(What the task asks) Using the material below, copy every line where "kertoa" appears.

(Material shown)
--- Begin ---

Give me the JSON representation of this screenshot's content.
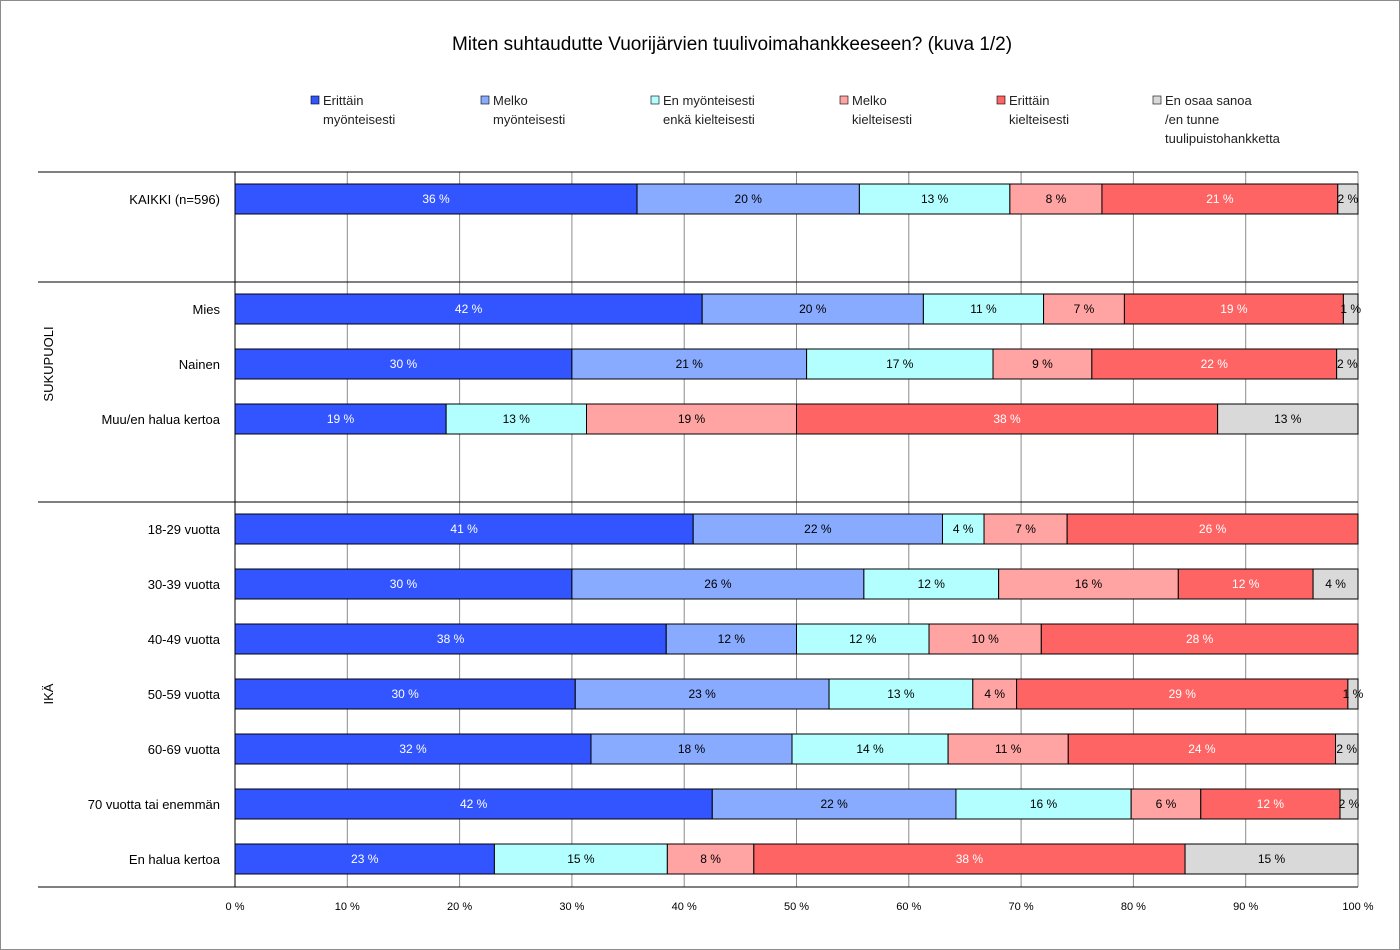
{
  "chart_data": {
    "type": "bar",
    "orientation": "horizontal-stacked-percent",
    "title": "Miten suhtaudutte Vuorijärvien tuulivoimahankkeeseen? (kuva 1/2)",
    "colors": {
      "erittain_myonteisesti": "#3355ff",
      "melko_myonteisesti": "#88aaff",
      "en_myonteisesti": "#b3ffff",
      "melko_kielteisesti": "#ffa3a3",
      "erittain_kielteisesti": "#ff6464",
      "en_osaa": "#d9d9d9",
      "grid": "#8c8c8c",
      "border": "#000000"
    },
    "series": [
      {
        "key": "erittain_myonteisesti",
        "label_lines": [
          "Erittäin",
          "myönteisesti"
        ],
        "label_color": "#ffffff"
      },
      {
        "key": "melko_myonteisesti",
        "label_lines": [
          "Melko",
          "myönteisesti"
        ],
        "label_color": "#000000"
      },
      {
        "key": "en_myonteisesti",
        "label_lines": [
          "En myönteisesti",
          "enkä kielteisesti"
        ],
        "label_color": "#000000"
      },
      {
        "key": "melko_kielteisesti",
        "label_lines": [
          "Melko",
          "kielteisesti"
        ],
        "label_color": "#000000"
      },
      {
        "key": "erittain_kielteisesti",
        "label_lines": [
          "Erittäin",
          "kielteisesti"
        ],
        "label_color": "#ffffff"
      },
      {
        "key": "en_osaa",
        "label_lines": [
          "En osaa sanoa",
          "/en tunne",
          "tuulipuistohankketta"
        ],
        "label_color": "#000000"
      }
    ],
    "x_axis": {
      "range": [
        0,
        100
      ],
      "ticks": [
        0,
        10,
        20,
        30,
        40,
        50,
        60,
        70,
        80,
        90,
        100
      ],
      "tick_labels": [
        "0 %",
        "10 %",
        "20 %",
        "30 %",
        "40 %",
        "50 %",
        "60 %",
        "70 %",
        "80 %",
        "90 %",
        "100 %"
      ]
    },
    "groups": [
      {
        "label": "",
        "rows": [
          0
        ]
      },
      {
        "label": "SUKUPUOLI",
        "rows": [
          1,
          2,
          3
        ]
      },
      {
        "label": "IKÄ",
        "rows": [
          4,
          5,
          6,
          7,
          8,
          9,
          10
        ]
      }
    ],
    "rows": [
      {
        "label": "KAIKKI (n=596)",
        "segments": [
          {
            "series": "erittain_myonteisesti",
            "value": 35.8,
            "text": "36 %"
          },
          {
            "series": "melko_myonteisesti",
            "value": 19.8,
            "text": "20 %"
          },
          {
            "series": "en_myonteisesti",
            "value": 13.4,
            "text": "13 %"
          },
          {
            "series": "melko_kielteisesti",
            "value": 8.2,
            "text": "8 %"
          },
          {
            "series": "erittain_kielteisesti",
            "value": 21.0,
            "text": "21 %"
          },
          {
            "series": "en_osaa",
            "value": 1.8,
            "text": "2 %"
          }
        ]
      },
      {
        "label": "Mies",
        "segments": [
          {
            "series": "erittain_myonteisesti",
            "value": 41.6,
            "text": "42 %"
          },
          {
            "series": "melko_myonteisesti",
            "value": 19.7,
            "text": "20 %"
          },
          {
            "series": "en_myonteisesti",
            "value": 10.7,
            "text": "11 %"
          },
          {
            "series": "melko_kielteisesti",
            "value": 7.2,
            "text": "7 %"
          },
          {
            "series": "erittain_kielteisesti",
            "value": 19.5,
            "text": "19 %"
          },
          {
            "series": "en_osaa",
            "value": 1.3,
            "text": "1 %"
          }
        ]
      },
      {
        "label": "Nainen",
        "segments": [
          {
            "series": "erittain_myonteisesti",
            "value": 30.0,
            "text": "30 %"
          },
          {
            "series": "melko_myonteisesti",
            "value": 20.9,
            "text": "21 %"
          },
          {
            "series": "en_myonteisesti",
            "value": 16.6,
            "text": "17 %"
          },
          {
            "series": "melko_kielteisesti",
            "value": 8.8,
            "text": "9 %"
          },
          {
            "series": "erittain_kielteisesti",
            "value": 21.8,
            "text": "22 %"
          },
          {
            "series": "en_osaa",
            "value": 1.9,
            "text": "2 %"
          }
        ]
      },
      {
        "label": "Muu/en halua kertoa",
        "segments": [
          {
            "series": "erittain_myonteisesti",
            "value": 18.8,
            "text": "19 %"
          },
          {
            "series": "en_myonteisesti",
            "value": 12.5,
            "text": "13 %"
          },
          {
            "series": "melko_kielteisesti",
            "value": 18.7,
            "text": "19 %"
          },
          {
            "series": "erittain_kielteisesti",
            "value": 37.5,
            "text": "38 %"
          },
          {
            "series": "en_osaa",
            "value": 12.5,
            "text": "13 %"
          }
        ]
      },
      {
        "label": "18-29 vuotta",
        "segments": [
          {
            "series": "erittain_myonteisesti",
            "value": 40.8,
            "text": "41 %"
          },
          {
            "series": "melko_myonteisesti",
            "value": 22.2,
            "text": "22 %"
          },
          {
            "series": "en_myonteisesti",
            "value": 3.7,
            "text": "4 %"
          },
          {
            "series": "melko_kielteisesti",
            "value": 7.4,
            "text": "7 %"
          },
          {
            "series": "erittain_kielteisesti",
            "value": 25.9,
            "text": "26 %"
          }
        ]
      },
      {
        "label": "30-39 vuotta",
        "segments": [
          {
            "series": "erittain_myonteisesti",
            "value": 30.0,
            "text": "30 %"
          },
          {
            "series": "melko_myonteisesti",
            "value": 26.0,
            "text": "26 %"
          },
          {
            "series": "en_myonteisesti",
            "value": 12.0,
            "text": "12 %"
          },
          {
            "series": "melko_kielteisesti",
            "value": 16.0,
            "text": "16 %"
          },
          {
            "series": "erittain_kielteisesti",
            "value": 12.0,
            "text": "12 %"
          },
          {
            "series": "en_osaa",
            "value": 4.0,
            "text": "4 %"
          }
        ]
      },
      {
        "label": "40-49 vuotta",
        "segments": [
          {
            "series": "erittain_myonteisesti",
            "value": 38.4,
            "text": "38 %"
          },
          {
            "series": "melko_myonteisesti",
            "value": 11.6,
            "text": "12 %"
          },
          {
            "series": "en_myonteisesti",
            "value": 11.8,
            "text": "12 %"
          },
          {
            "series": "melko_kielteisesti",
            "value": 10.0,
            "text": "10 %"
          },
          {
            "series": "erittain_kielteisesti",
            "value": 28.2,
            "text": "28 %"
          }
        ]
      },
      {
        "label": "50-59 vuotta",
        "segments": [
          {
            "series": "erittain_myonteisesti",
            "value": 30.3,
            "text": "30 %"
          },
          {
            "series": "melko_myonteisesti",
            "value": 22.6,
            "text": "23 %"
          },
          {
            "series": "en_myonteisesti",
            "value": 12.8,
            "text": "13 %"
          },
          {
            "series": "melko_kielteisesti",
            "value": 3.9,
            "text": "4 %"
          },
          {
            "series": "erittain_kielteisesti",
            "value": 29.5,
            "text": "29 %"
          },
          {
            "series": "en_osaa",
            "value": 0.9,
            "text": "1 %"
          }
        ]
      },
      {
        "label": "60-69 vuotta",
        "segments": [
          {
            "series": "erittain_myonteisesti",
            "value": 31.7,
            "text": "32 %"
          },
          {
            "series": "melko_myonteisesti",
            "value": 17.9,
            "text": "18 %"
          },
          {
            "series": "en_myonteisesti",
            "value": 13.9,
            "text": "14 %"
          },
          {
            "series": "melko_kielteisesti",
            "value": 10.7,
            "text": "11 %"
          },
          {
            "series": "erittain_kielteisesti",
            "value": 23.8,
            "text": "24 %"
          },
          {
            "series": "en_osaa",
            "value": 2.0,
            "text": "2 %"
          }
        ]
      },
      {
        "label": "70 vuotta tai enemmän",
        "segments": [
          {
            "series": "erittain_myonteisesti",
            "value": 42.5,
            "text": "42 %"
          },
          {
            "series": "melko_myonteisesti",
            "value": 21.7,
            "text": "22 %"
          },
          {
            "series": "en_myonteisesti",
            "value": 15.6,
            "text": "16 %"
          },
          {
            "series": "melko_kielteisesti",
            "value": 6.2,
            "text": "6 %"
          },
          {
            "series": "erittain_kielteisesti",
            "value": 12.4,
            "text": "12 %"
          },
          {
            "series": "en_osaa",
            "value": 1.6,
            "text": "2 %"
          }
        ]
      },
      {
        "label": "En halua kertoa",
        "segments": [
          {
            "series": "erittain_myonteisesti",
            "value": 23.1,
            "text": "23 %"
          },
          {
            "series": "en_myonteisesti",
            "value": 15.4,
            "text": "15 %"
          },
          {
            "series": "melko_kielteisesti",
            "value": 7.7,
            "text": "8 %"
          },
          {
            "series": "erittain_kielteisesti",
            "value": 38.4,
            "text": "38 %"
          },
          {
            "series": "en_osaa",
            "value": 15.4,
            "text": "15 %"
          }
        ]
      }
    ]
  }
}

--- End ---

(Reply)
        "label": "Muu/en halua kertoa",
        "label": "En halua kertoa",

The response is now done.